PASSAGE PROVIDED ::
● ● ●

In any case, the people who have testified against Michael Jackson in a court of law were all caught on multiple and significant lies, while the people who testified in his defense were not (apart from Wade Robson, who claims to have lied in the only criminal trial against Michael Jackson in 2005). Also, many (if not all) people who testified against Michael Jackson sold their stories to the tabloids for big money. These are facts. It is also a fact that Michael Jackson was acquitted in 2005 and declared not guilty on all counts. Despite this declaration, many still had doubts about him and Michael Jackson would suffer the consequences of this trial mentally and physically. Michael Jackson never really recovered from the 2005 trial and was virtually destroyed. He would die four years later. The HBO production Leaving Neverland, true or not, further kills the reputation of an already dead man who can no longer defend himself “in the name of the victim”.
To get a clearer picture of the “regular” experiences with Michael Jackson, as opposed to the four exceptional cases of child sexual abuse against him (the Jordan Chandler case, the Gavin Arvizo case, and the Wade Robson and James Safechuck cases), below are some voices of people who are speculated about a lot, but are rarely been listened to.

● ● ●

Image-based layout entries ::
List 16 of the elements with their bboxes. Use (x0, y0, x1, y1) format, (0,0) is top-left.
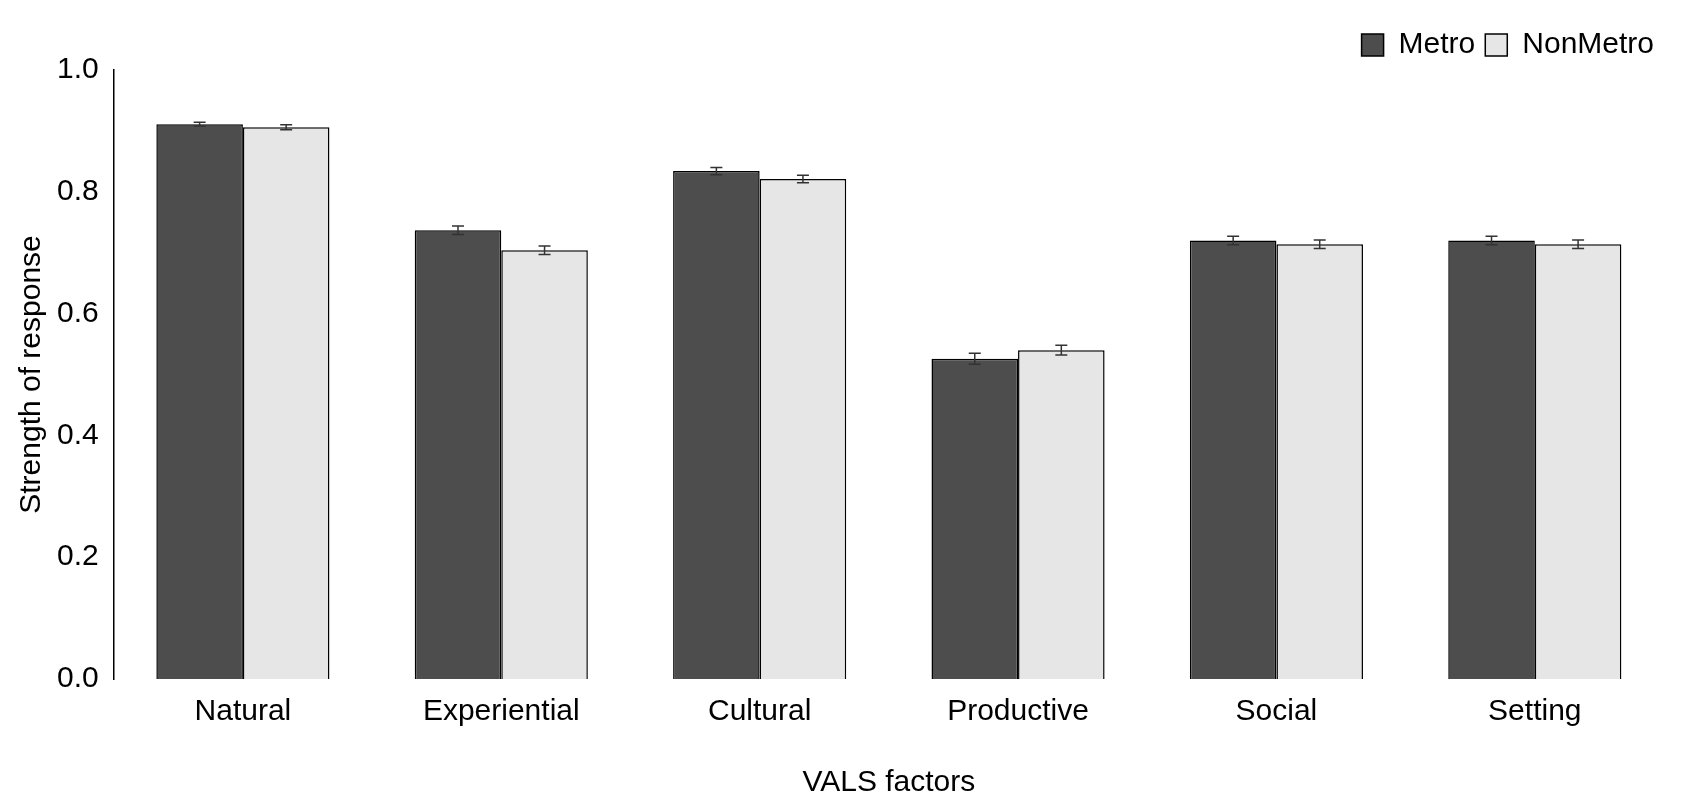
y-tick-label: 0.2 (56, 538, 99, 572)
x-tick-label: Cultural (707, 693, 812, 727)
x-tick-label: Social (1235, 693, 1318, 727)
y-tick-label: 0.8 (56, 173, 99, 207)
x-tick-label: Experiential (422, 693, 580, 727)
y-tick-label: 0.6 (56, 294, 99, 328)
x-tick-label: Productive (947, 693, 1089, 727)
y-tick-label: 1.0 (56, 51, 99, 85)
legend-label: NonMetro (1522, 26, 1654, 60)
y-axis-title: Strength of response (13, 235, 47, 514)
y-tick-label: 0.0 (56, 660, 99, 694)
x-tick-label: Natural (194, 693, 292, 727)
y-tick-label: 0.4 (56, 416, 99, 450)
x-tick-label: Setting (1488, 693, 1582, 727)
x-axis-title: VALS factors (802, 764, 976, 798)
legend-label: Metro (1398, 26, 1476, 60)
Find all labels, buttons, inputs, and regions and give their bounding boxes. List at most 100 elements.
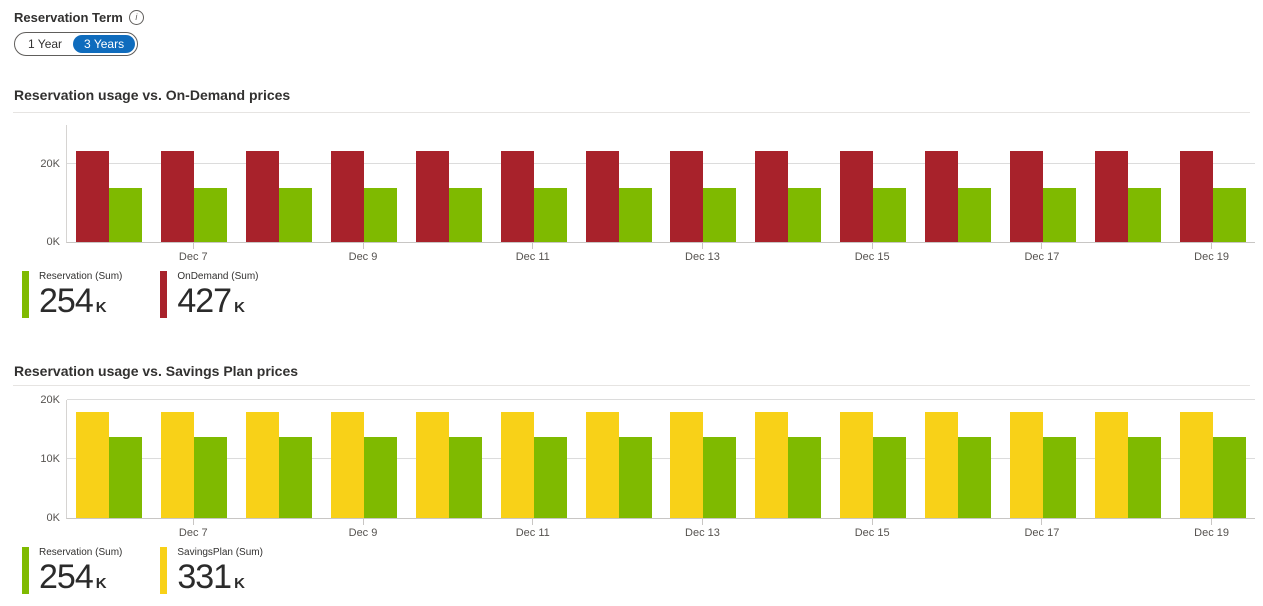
legend-label: Reservation (Sum) <box>39 271 123 282</box>
reservation-bar[interactable] <box>788 436 822 518</box>
ondemand-bar[interactable] <box>1094 151 1128 242</box>
legend-label: SavingsPlan (Sum) <box>177 547 263 558</box>
savingsplan-bar[interactable] <box>840 411 874 518</box>
x-axis-cell <box>236 519 321 543</box>
y-tick-label: 20K <box>40 394 60 406</box>
bar-group <box>831 400 916 518</box>
bar-group <box>1170 125 1255 242</box>
ondemand-bar[interactable] <box>1179 151 1213 242</box>
toggle-option-3-years[interactable]: 3 Years <box>73 35 136 53</box>
reservation-bar[interactable] <box>533 188 567 242</box>
x-axis-cell <box>915 243 1000 267</box>
ondemand-bar[interactable] <box>415 151 449 242</box>
chart1-legend: Reservation (Sum) 254 K OnDemand (Sum) 42… <box>22 271 259 326</box>
x-tick <box>701 519 703 525</box>
ondemand-bar[interactable] <box>840 151 874 242</box>
x-axis-cell: Dec 13 <box>660 519 745 543</box>
bar-group <box>661 125 746 242</box>
x-axis-cell <box>745 519 830 543</box>
ondemand-bar[interactable] <box>246 151 280 242</box>
reservation-bar[interactable] <box>873 188 907 242</box>
reservation-bar[interactable] <box>873 436 907 518</box>
chart1-y-axis: 0K 20K <box>0 125 60 248</box>
reservation-bar[interactable] <box>618 188 652 242</box>
reservation-bar[interactable] <box>194 436 228 518</box>
savingsplan-bar[interactable] <box>1179 411 1213 518</box>
x-tick <box>1041 519 1043 525</box>
reservation-bar[interactable] <box>279 188 313 242</box>
savingsplan-bar[interactable] <box>670 411 704 518</box>
savingsplan-bar[interactable] <box>246 411 280 518</box>
y-tick-label: 10K <box>40 453 60 465</box>
x-axis-cell <box>1084 243 1169 267</box>
savingsplan-bar[interactable] <box>925 411 959 518</box>
reservation-bar[interactable] <box>1042 188 1076 242</box>
savingsplan-bar[interactable] <box>1009 411 1043 518</box>
reservation-bar[interactable] <box>109 436 143 518</box>
savingsplan-bar[interactable] <box>331 411 364 518</box>
reservation-legend-swatch <box>22 547 29 594</box>
ondemand-bar[interactable] <box>500 151 534 242</box>
x-axis-cell <box>66 243 151 267</box>
ondemand-bar[interactable] <box>670 151 704 242</box>
reservation-bar[interactable] <box>618 436 652 518</box>
reservation-bar[interactable] <box>958 436 992 518</box>
x-tick-label: Dec 9 <box>348 251 378 263</box>
savingsplan-bar[interactable] <box>585 411 619 518</box>
bar-group <box>661 400 746 518</box>
chart1-plot-area <box>66 125 1255 243</box>
ondemand-bar[interactable] <box>755 151 789 242</box>
reservation-bar[interactable] <box>194 188 228 242</box>
gridline-10K <box>67 458 1255 459</box>
gridline-20K <box>67 163 1255 165</box>
reservation-bar[interactable] <box>703 188 737 242</box>
x-tick-label: Dec 13 <box>685 251 720 263</box>
reservation-bar[interactable] <box>1042 436 1076 518</box>
info-icon[interactable]: i <box>128 10 144 25</box>
x-axis-cell: Dec 15 <box>830 243 915 267</box>
savingsplan-bar[interactable] <box>76 411 110 518</box>
ondemand-bar[interactable] <box>1009 151 1043 242</box>
ondemand-bar[interactable] <box>161 151 195 242</box>
legend-label: OnDemand (Sum) <box>177 271 259 282</box>
reservation-bar[interactable] <box>364 436 397 518</box>
reservation-bar[interactable] <box>788 188 822 242</box>
reservation-bar[interactable] <box>448 188 482 242</box>
bar-group <box>746 125 831 242</box>
bar-group <box>491 400 576 518</box>
ondemand-bar[interactable] <box>585 151 619 242</box>
reservation-bar[interactable] <box>703 436 737 518</box>
reservation-bar[interactable] <box>1212 188 1246 242</box>
reservation-bar[interactable] <box>448 436 482 518</box>
toggle-option-1-year[interactable]: 1 Year <box>17 35 73 53</box>
savingsplan-bar[interactable] <box>755 411 789 518</box>
x-axis-cell <box>915 519 1000 543</box>
bar-group <box>322 400 407 518</box>
x-axis-cell <box>575 243 660 267</box>
ondemand-bar[interactable] <box>925 151 959 242</box>
reservation-bar[interactable] <box>109 188 143 242</box>
chart2-title: Reservation usage vs. Savings Plan price… <box>14 363 299 379</box>
x-tick <box>532 243 534 249</box>
ondemand-bar[interactable] <box>76 151 110 242</box>
reservation-bar[interactable] <box>1127 436 1161 518</box>
x-axis-cell: Dec 13 <box>660 243 745 267</box>
savingsplan-bar[interactable] <box>1094 411 1128 518</box>
reservation-term-control: Reservation Term i <box>14 10 144 25</box>
reservation-bar[interactable] <box>533 436 567 518</box>
reservation-bar[interactable] <box>364 188 397 242</box>
reservation-bar[interactable] <box>279 436 313 518</box>
savingsplan-bar[interactable] <box>161 411 195 518</box>
reservation-bar[interactable] <box>1127 188 1161 242</box>
savingsplan-bar[interactable] <box>415 411 449 518</box>
reservation-bar[interactable] <box>1212 436 1246 518</box>
reservation-bar[interactable] <box>958 188 992 242</box>
ondemand-bar[interactable] <box>331 151 364 242</box>
x-tick <box>1211 243 1213 249</box>
bar-group <box>237 400 322 518</box>
savingsplan-bar[interactable] <box>500 411 534 518</box>
legend-value: 254 K <box>39 558 107 596</box>
legend-item-reservation: Reservation (Sum) 254 K <box>22 271 122 326</box>
x-axis-cell: Dec 19 <box>1169 243 1254 267</box>
x-tick-label: Dec 11 <box>515 527 550 539</box>
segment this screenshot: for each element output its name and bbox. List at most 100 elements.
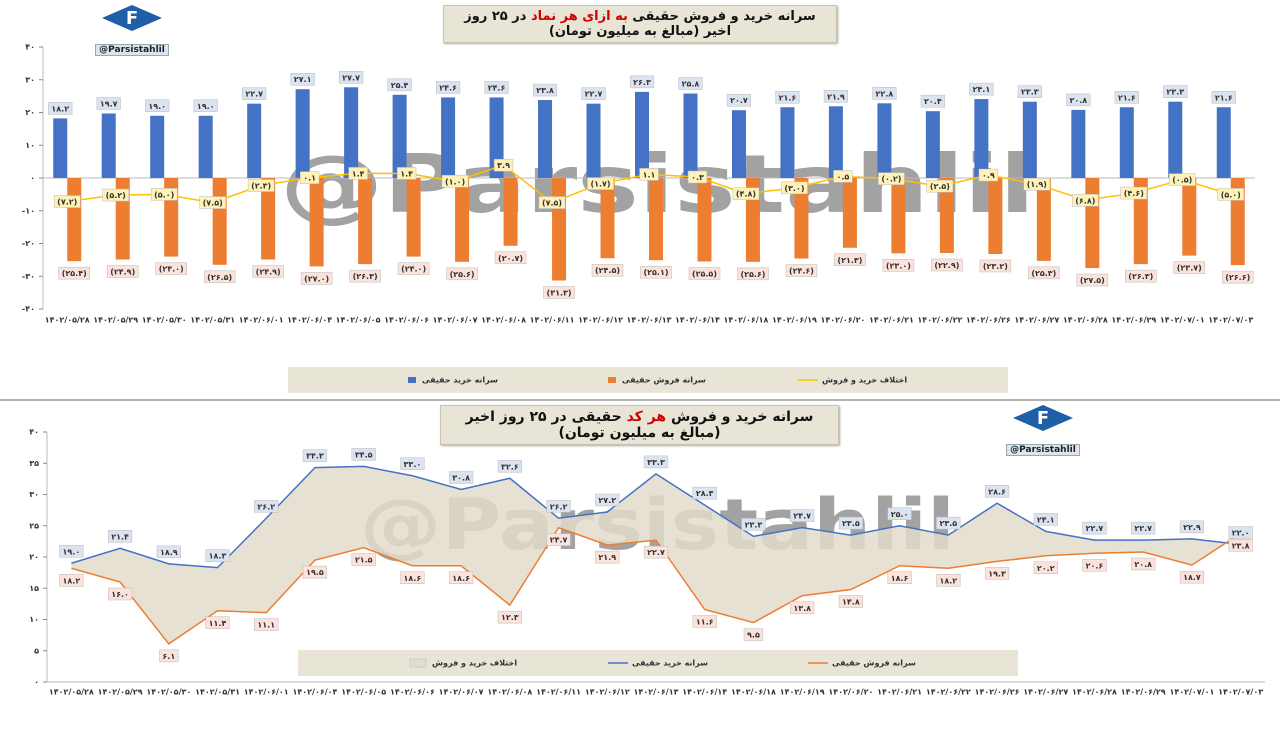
data-label: ۲۰.۲	[1037, 564, 1055, 573]
data-label: ۲۳.۸	[536, 86, 554, 95]
label-box	[484, 81, 509, 94]
x-tick-label: ۱۴۰۲/۰۷/۰۱	[1169, 688, 1214, 697]
data-label: ۲۵.۴	[391, 81, 409, 90]
data-label: (۲۵.۳)	[1031, 269, 1056, 278]
bar	[441, 97, 456, 178]
label-box	[775, 91, 800, 104]
bar	[489, 97, 504, 178]
label-box	[205, 549, 230, 562]
x-tick-label: ۱۴۰۲/۰۶/۱۸	[731, 688, 776, 697]
data-label: ۲۳.۵	[842, 519, 860, 528]
data-label: ۰.۵	[837, 172, 850, 181]
label-box	[58, 266, 90, 280]
data-label: ۱۳.۸	[793, 604, 811, 613]
x-tick-label: ۱۴۰۲/۰۶/۰۶	[390, 688, 435, 697]
bar	[358, 178, 373, 265]
bar	[731, 110, 746, 178]
data-label: ۲۱.۹	[827, 92, 845, 101]
data-label: ۱۸.۹	[160, 548, 178, 557]
data-label: ۲۷.۲	[598, 496, 616, 505]
bar	[1216, 107, 1231, 178]
label-box	[435, 81, 461, 94]
line	[71, 465, 1241, 569]
bar	[552, 178, 567, 281]
data-label: (۱.۷)	[590, 180, 610, 189]
title-part: سرانه خرید و فروش حقیقی	[632, 9, 816, 24]
data-label: (۲۳.۷)	[1177, 264, 1202, 273]
label-box	[543, 286, 575, 299]
label-box	[497, 610, 522, 624]
bar	[53, 118, 68, 178]
data-label: (۲۵.۶)	[450, 270, 475, 279]
y-tick-label: ۳۰	[25, 75, 35, 84]
data-label: ۱۹.۰	[63, 547, 81, 556]
legend-label: سرانه خرید حقیقی	[632, 659, 708, 668]
y-tick-label: ۴۰	[25, 43, 35, 52]
data-label: ۲۱.۶	[1118, 93, 1136, 102]
label-box	[785, 264, 818, 277]
label-box	[790, 601, 815, 614]
title-part: سرانه خرید و فروش	[671, 409, 814, 425]
label-box	[1168, 173, 1196, 186]
title-part: حقیقی در ۲۵ روز اخیر (مبالغ به میلیون تو…	[465, 409, 721, 441]
label-box	[1066, 93, 1091, 107]
data-label: (۲۶.۳)	[353, 272, 378, 281]
bar	[1168, 101, 1183, 178]
x-tick-label: ۱۴۰۲/۰۶/۰۸	[481, 316, 526, 325]
data-label: ۲۴.۷	[793, 512, 811, 521]
bar	[455, 178, 470, 262]
data-label: ۲۳.۳	[745, 520, 763, 529]
x-tick-label: ۱۴۰۲/۰۶/۲۱	[869, 316, 914, 325]
data-label: (۲۶.۵)	[207, 273, 232, 282]
y-tick-label: ۴۰	[29, 428, 39, 437]
data-label: ۲۶.۳	[633, 78, 651, 87]
label-box	[102, 188, 130, 202]
bar	[925, 111, 940, 178]
data-label: (۲۴.۰)	[401, 265, 426, 274]
data-label: ۳۳.۰	[404, 460, 422, 469]
x-tick-label: ۱۴۰۲/۰۶/۱۲	[585, 688, 630, 697]
data-label: (۳۱.۳)	[547, 289, 572, 298]
bar	[344, 87, 359, 178]
data-label: ۳۰.۸	[452, 474, 470, 483]
label-box	[1179, 520, 1205, 534]
label-box	[441, 175, 469, 188]
label-box	[446, 267, 478, 281]
bar	[503, 178, 518, 246]
data-label: ۲۲.۷	[245, 90, 263, 99]
label-box	[59, 574, 84, 587]
logo: F @Parsistahlil	[92, 3, 172, 56]
label-box	[595, 493, 620, 507]
y-tick-label: -۴۰	[22, 305, 35, 314]
data-label: (۲۵.۶)	[740, 270, 765, 279]
bar	[67, 178, 82, 262]
label-box	[1114, 91, 1139, 104]
label-box	[107, 530, 133, 543]
data-label: ۱۱.۱	[257, 621, 275, 630]
x-tick-label: ۱۴۰۲/۰۶/۰۸	[487, 688, 532, 697]
data-label: (۲۴.۵)	[595, 266, 620, 275]
data-label: (۲۴.۹)	[256, 268, 281, 277]
y-tick-label: ۰	[30, 174, 35, 183]
bar	[1182, 178, 1197, 256]
label-box	[449, 571, 474, 584]
label-box	[205, 616, 230, 629]
data-label: (۲۴.۰)	[159, 265, 184, 274]
label-box	[53, 195, 81, 208]
bar	[974, 99, 989, 178]
label-box	[737, 267, 769, 281]
label-box	[887, 571, 912, 584]
label-box	[387, 78, 412, 92]
data-label: (۲.۵)	[930, 182, 950, 191]
label-box	[984, 567, 1010, 580]
y-tick-label: ۲۰	[25, 108, 35, 117]
label-box	[823, 90, 849, 103]
data-label: (۴.۸)	[736, 190, 756, 199]
data-label: ۱.۴	[400, 169, 413, 178]
x-tick-label: ۱۴۰۲/۰۶/۱۹	[772, 316, 817, 325]
data-label: ۳۲.۶	[501, 462, 519, 471]
data-label: ۲۳.۳	[1166, 88, 1184, 97]
bar	[891, 178, 906, 254]
x-tick-label: ۱۴۰۲/۰۶/۲۸	[1063, 316, 1108, 325]
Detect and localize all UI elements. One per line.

● ● ●

CHALLENGES ::
A. List the four cases of child sexual abuse against Michael Jackson that the passage about Michael Jackson names in parentheses.
B. Repeat the passage about Michael Jackson word for word, from "To get a clearer" up to and including "been listened to.".
C. Render this sentence from the passage about Michael Jackson in Spanish: "Michael Jackson never really recovered from the 2005 trial and was virtually destroyed."

THE RESPONSES ::
A.
the Jordan Chandler case
the Gavin Arvizo case
the Wade Robson case
the James Safechuck case

B.
To get a clearer picture of the “regular” experiences with Michael Jackson, as opposed to the four exceptional cases of child sexual abuse against him (the Jordan Chandler case, the Gavin Arvizo case, and the Wade Robson and James Safechuck cases), below are some voices of people who are speculated about a lot, but are rarely been listened to.

C. Michael Jackson nunca se recuperó realmente del juicio de 2005 y quedó prácticamente destruido.